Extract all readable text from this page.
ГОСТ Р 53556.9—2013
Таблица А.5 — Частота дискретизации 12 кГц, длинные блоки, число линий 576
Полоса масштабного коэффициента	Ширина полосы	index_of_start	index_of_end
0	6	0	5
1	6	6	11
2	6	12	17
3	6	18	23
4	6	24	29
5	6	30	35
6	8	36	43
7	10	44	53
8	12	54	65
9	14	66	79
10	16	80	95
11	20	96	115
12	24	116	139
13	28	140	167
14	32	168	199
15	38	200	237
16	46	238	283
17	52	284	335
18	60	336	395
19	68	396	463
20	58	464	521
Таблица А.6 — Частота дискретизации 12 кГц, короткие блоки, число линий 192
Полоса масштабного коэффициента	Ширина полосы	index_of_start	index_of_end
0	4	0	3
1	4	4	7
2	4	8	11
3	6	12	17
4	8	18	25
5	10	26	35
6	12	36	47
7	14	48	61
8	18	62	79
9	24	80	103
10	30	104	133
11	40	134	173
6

*Exercise goal*
Output the records exactly, including every line.

*Problem solution*
Extract all readable text from this page.
ГОСТ Р 53556.9—2013
Таблица А.5 — Частота дискретизации 12 кГц, длинные блоки, число линий 576
Полоса масштабного коэффициента	Ширина полосы	index_of_start	index_of_end
0	6	0	5
1	6	6	11
2	6	12	17
3	6	18	23
4	6	24	29
5	6	30	35
6	8	36	43
7	10	44	53
8	12	54	65
9	14	66	79
10	16	80	95
11	20	96	115
12	24	116	139
13	28	140	167
14	32	168	199
15	38	200	237
16	46	238	283
17	52	284	335
18	60	336	395
19	68	396	463
20	58	464	521
Таблица А.6 — Частота дискретизации 12 кГц, короткие блоки, число линий 192
Полоса масштабного коэффициента	Ширина полосы	index_of_start	index_of_end
0	4	0	3
1	4	4	7
2	4	8	11
3	6	12	17
4	8	18	25
5	10	26	35
6	12	36	47
7	14	48	61
8	18	62	79
9	24	80	103
10	30	104	133
11	40	134	173
6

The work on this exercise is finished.